Required work: Write out each line of the material again, word for word.

━━━━━━

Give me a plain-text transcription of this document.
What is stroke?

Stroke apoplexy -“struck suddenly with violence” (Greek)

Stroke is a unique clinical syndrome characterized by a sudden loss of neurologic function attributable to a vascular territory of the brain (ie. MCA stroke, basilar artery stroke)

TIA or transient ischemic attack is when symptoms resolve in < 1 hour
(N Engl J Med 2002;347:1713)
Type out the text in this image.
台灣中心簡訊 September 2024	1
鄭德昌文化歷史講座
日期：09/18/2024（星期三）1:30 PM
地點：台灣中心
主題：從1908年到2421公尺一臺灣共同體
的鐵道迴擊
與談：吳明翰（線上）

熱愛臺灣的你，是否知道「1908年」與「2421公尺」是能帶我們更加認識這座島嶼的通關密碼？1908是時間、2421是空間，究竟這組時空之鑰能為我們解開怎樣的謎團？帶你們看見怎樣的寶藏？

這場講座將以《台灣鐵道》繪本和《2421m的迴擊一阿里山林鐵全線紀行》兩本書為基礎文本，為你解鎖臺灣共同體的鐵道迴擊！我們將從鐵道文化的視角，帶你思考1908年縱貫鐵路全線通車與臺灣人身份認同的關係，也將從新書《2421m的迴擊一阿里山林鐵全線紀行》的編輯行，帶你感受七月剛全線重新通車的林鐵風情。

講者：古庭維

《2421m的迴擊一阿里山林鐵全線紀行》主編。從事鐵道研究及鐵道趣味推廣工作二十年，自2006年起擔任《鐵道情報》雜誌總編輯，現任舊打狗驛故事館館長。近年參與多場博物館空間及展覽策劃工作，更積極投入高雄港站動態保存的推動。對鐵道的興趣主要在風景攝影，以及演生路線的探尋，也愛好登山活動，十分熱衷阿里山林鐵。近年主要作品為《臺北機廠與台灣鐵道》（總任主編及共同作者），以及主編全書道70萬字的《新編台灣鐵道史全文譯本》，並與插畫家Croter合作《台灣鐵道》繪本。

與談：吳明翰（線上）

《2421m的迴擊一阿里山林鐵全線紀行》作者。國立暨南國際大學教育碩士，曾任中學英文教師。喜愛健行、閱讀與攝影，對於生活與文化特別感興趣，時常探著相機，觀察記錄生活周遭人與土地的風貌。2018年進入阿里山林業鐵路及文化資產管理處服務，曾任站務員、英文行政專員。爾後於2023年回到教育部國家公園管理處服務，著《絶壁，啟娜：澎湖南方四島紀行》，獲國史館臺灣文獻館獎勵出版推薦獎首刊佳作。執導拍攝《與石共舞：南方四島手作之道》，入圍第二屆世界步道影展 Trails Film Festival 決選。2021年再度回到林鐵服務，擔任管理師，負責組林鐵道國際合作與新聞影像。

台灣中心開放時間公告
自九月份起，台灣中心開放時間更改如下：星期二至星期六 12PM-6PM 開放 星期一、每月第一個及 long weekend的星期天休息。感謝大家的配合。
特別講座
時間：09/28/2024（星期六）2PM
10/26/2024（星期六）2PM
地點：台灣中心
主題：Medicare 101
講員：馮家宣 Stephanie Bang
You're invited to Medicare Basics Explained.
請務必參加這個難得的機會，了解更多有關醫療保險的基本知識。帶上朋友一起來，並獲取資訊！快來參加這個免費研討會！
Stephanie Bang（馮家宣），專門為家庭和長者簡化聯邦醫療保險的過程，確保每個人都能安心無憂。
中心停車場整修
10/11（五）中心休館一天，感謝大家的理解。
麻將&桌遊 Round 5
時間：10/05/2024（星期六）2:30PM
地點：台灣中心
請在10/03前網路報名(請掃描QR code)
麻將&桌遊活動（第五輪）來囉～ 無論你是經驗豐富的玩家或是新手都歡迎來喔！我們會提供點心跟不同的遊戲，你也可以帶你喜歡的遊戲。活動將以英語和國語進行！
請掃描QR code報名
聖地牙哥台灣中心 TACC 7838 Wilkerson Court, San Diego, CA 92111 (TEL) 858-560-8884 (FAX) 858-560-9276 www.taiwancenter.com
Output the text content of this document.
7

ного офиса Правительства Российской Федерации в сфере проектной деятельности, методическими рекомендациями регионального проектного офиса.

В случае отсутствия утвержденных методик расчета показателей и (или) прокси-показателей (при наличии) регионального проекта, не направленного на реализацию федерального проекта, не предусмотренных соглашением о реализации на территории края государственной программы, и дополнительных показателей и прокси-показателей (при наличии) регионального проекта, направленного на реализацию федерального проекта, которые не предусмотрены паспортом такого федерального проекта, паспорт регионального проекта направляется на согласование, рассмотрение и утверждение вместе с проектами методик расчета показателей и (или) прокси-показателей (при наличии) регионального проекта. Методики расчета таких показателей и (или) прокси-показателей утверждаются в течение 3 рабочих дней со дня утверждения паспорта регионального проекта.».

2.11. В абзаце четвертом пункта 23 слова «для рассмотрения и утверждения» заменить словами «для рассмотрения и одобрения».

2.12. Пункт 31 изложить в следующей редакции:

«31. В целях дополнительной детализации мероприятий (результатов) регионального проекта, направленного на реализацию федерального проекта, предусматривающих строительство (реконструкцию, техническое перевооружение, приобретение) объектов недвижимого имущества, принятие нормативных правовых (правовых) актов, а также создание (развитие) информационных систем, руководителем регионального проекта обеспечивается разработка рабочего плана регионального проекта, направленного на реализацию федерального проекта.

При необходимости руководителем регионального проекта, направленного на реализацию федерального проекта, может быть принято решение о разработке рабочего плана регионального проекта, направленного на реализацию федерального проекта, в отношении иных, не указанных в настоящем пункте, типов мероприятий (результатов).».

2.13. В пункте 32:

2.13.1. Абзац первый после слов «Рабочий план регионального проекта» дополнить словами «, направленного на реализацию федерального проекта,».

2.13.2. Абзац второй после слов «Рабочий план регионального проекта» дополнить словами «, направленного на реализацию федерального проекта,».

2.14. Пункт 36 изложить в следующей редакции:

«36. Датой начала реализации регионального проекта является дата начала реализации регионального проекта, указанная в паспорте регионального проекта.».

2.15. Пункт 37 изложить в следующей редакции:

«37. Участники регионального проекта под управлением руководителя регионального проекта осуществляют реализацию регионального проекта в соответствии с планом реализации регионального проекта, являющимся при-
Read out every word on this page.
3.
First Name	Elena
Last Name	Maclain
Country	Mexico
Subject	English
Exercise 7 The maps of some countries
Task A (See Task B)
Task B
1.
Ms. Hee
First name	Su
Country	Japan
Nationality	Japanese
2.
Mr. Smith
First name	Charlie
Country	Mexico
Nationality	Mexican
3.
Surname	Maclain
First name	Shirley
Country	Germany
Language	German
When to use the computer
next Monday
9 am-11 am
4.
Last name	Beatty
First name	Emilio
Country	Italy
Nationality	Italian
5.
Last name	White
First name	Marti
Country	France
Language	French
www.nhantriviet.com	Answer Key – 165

━━━━━━

Result:
Give me a plain-text transcription of this document.
What is stroke?

Stroke apoplexy -“struck suddenly with violence” (Greek)

Stroke is a unique clinical syndrome characterized by a sudden loss of neurologic function attributable to a vascular territory of the brain (ie. MCA stroke, basilar artery stroke)

TIA or transient ischemic attack is when symptoms resolve in < 1 hour
(N Engl J Med 2002;347:1713)
Type out the text in this image.
台灣中心簡訊 September 2024	1
鄭德昌文化歷史講座
日期：09/18/2024（星期三）1:30 PM
地點：台灣中心
主題：從1908年到2421公尺一臺灣共同體
的鐵道迴擊
與談：吳明翰（線上）

熱愛臺灣的你，是否知道「1908年」與「2421公尺」是能帶我們更加認識這座島嶼的通關密碼？1908是時間、2421是空間，究竟這組時空之鑰能為我們解開怎樣的謎團？帶你們看見怎樣的寶藏？

這場講座將以《台灣鐵道》繪本和《2421m的迴擊一阿里山林鐵全線紀行》兩本書為基礎文本，為你解鎖臺灣共同體的鐵道迴擊！我們將從鐵道文化的視角，帶你思考1908年縱貫鐵路全線通車與臺灣人身份認同的關係，也將從新書《2421m的迴擊一阿里山林鐵全線紀行》的編輯行，帶你感受七月剛全線重新通車的林鐵風情。

講者：古庭維

《2421m的迴擊一阿里山林鐵全線紀行》主編。從事鐵道研究及鐵道趣味推廣工作二十年，自2006年起擔任《鐵道情報》雜誌總編輯，現任舊打狗驛故事館館長。近年參與多場博物館空間及展覽策劃工作，更積極投入高雄港站動態保存的推動。對鐵道的興趣主要在風景攝影，以及演生路線的探尋，也愛好登山活動，十分熱衷阿里山林鐵。近年主要作品為《臺北機廠與台灣鐵道》（總任主編及共同作者），以及主編全書道70萬字的《新編台灣鐵道史全文譯本》，並與插畫家Croter合作《台灣鐵道》繪本。

與談：吳明翰（線上）

《2421m的迴擊一阿里山林鐵全線紀行》作者。國立暨南國際大學教育碩士，曾任中學英文教師。喜愛健行、閱讀與攝影，對於生活與文化特別感興趣，時常探著相機，觀察記錄生活周遭人與土地的風貌。2018年進入阿里山林業鐵路及文化資產管理處服務，曾任站務員、英文行政專員。爾後於2023年回到教育部國家公園管理處服務，著《絶壁，啟娜：澎湖南方四島紀行》，獲國史館臺灣文獻館獎勵出版推薦獎首刊佳作。執導拍攝《與石共舞：南方四島手作之道》，入圍第二屆世界步道影展 Trails Film Festival 決選。2021年再度回到林鐵服務，擔任管理師，負責組林鐵道國際合作與新聞影像。

台灣中心開放時間公告
自九月份起，台灣中心開放時間更改如下：星期二至星期六 12PM-6PM 開放 星期一、每月第一個及 long weekend的星期天休息。感謝大家的配合。
特別講座
時間：09/28/2024（星期六）2PM
10/26/2024（星期六）2PM
地點：台灣中心
主題：Medicare 101
講員：馮家宣 Stephanie Bang
You're invited to Medicare Basics Explained.
請務必參加這個難得的機會，了解更多有關醫療保險的基本知識。帶上朋友一起來，並獲取資訊！快來參加這個免費研討會！
Stephanie Bang（馮家宣），專門為家庭和長者簡化聯邦醫療保險的過程，確保每個人都能安心無憂。
中心停車場整修
10/11（五）中心休館一天，感謝大家的理解。
麻將&桌遊 Round 5
時間：10/05/2024（星期六）2:30PM
地點：台灣中心
請在10/03前網路報名(請掃描QR code)
麻將&桌遊活動（第五輪）來囉～ 無論你是經驗豐富的玩家或是新手都歡迎來喔！我們會提供點心跟不同的遊戲，你也可以帶你喜歡的遊戲。活動將以英語和國語進行！
請掃描QR code報名
聖地牙哥台灣中心 TACC 7838 Wilkerson Court, San Diego, CA 92111 (TEL) 858-560-8884 (FAX) 858-560-9276 www.taiwancenter.com
Output the text content of this document.
7

ного офиса Правительства Российской Федерации в сфере проектной деятельности, методическими рекомендациями регионального проектного офиса.

В случае отсутствия утвержденных методик расчета показателей и (или) прокси-показателей (при наличии) регионального проекта, не направленного на реализацию федерального проекта, не предусмотренных соглашением о реализации на территории края государственной программы, и дополнительных показателей и прокси-показателей (при наличии) регионального проекта, направленного на реализацию федерального проекта, которые не предусмотрены паспортом такого федерального проекта, паспорт регионального проекта направляется на согласование, рассмотрение и утверждение вместе с проектами методик расчета показателей и (или) прокси-показателей (при наличии) регионального проекта. Методики расчета таких показателей и (или) прокси-показателей утверждаются в течение 3 рабочих дней со дня утверждения паспорта регионального проекта.».

2.11. В абзаце четвертом пункта 23 слова «для рассмотрения и утверждения» заменить словами «для рассмотрения и одобрения».

2.12. Пункт 31 изложить в следующей редакции:

«31. В целях дополнительной детализации мероприятий (результатов) регионального проекта, направленного на реализацию федерального проекта, предусматривающих строительство (реконструкцию, техническое перевооружение, приобретение) объектов недвижимого имущества, принятие нормативных правовых (правовых) актов, а также создание (развитие) информационных систем, руководителем регионального проекта обеспечивается разработка рабочего плана регионального проекта, направленного на реализацию федерального проекта.

При необходимости руководителем регионального проекта, направленного на реализацию федерального проекта, может быть принято решение о разработке рабочего плана регионального проекта, направленного на реализацию федерального проекта, в отношении иных, не указанных в настоящем пункте, типов мероприятий (результатов).».

2.13. В пункте 32:

2.13.1. Абзац первый после слов «Рабочий план регионального проекта» дополнить словами «, направленного на реализацию федерального проекта,».

2.13.2. Абзац второй после слов «Рабочий план регионального проекта» дополнить словами «, направленного на реализацию федерального проекта,».

2.14. Пункт 36 изложить в следующей редакции:

«36. Датой начала реализации регионального проекта является дата начала реализации регионального проекта, указанная в паспорте регионального проекта.».

2.15. Пункт 37 изложить в следующей редакции:

«37. Участники регионального проекта под управлением руководителя регионального проекта осуществляют реализацию регионального проекта в соответствии с планом реализации регионального проекта, являющимся при-
Read out every word on this page.
3.
First Name	Elena
Last Name	Maclain
Country	Mexico
Subject	English
Exercise 7 The maps of some countries
Task A (See Task B)
Task B
1.
Ms. Hee
First name	Su
Country	Japan
Nationality	Japanese
2.
Mr. Smith
First name	Charlie
Country	Mexico
Nationality	Mexican
3.
Surname	Maclain
First name	Shirley
Country	Germany
Language	German
When to use the computer
next Monday
9 am-11 am
4.
Last name	Beatty
First name	Emilio
Country	Italy
Nationality	Italian
5.
Last name	White
First name	Marti
Country	France
Language	French
www.nhantriviet.com	Answer Key – 165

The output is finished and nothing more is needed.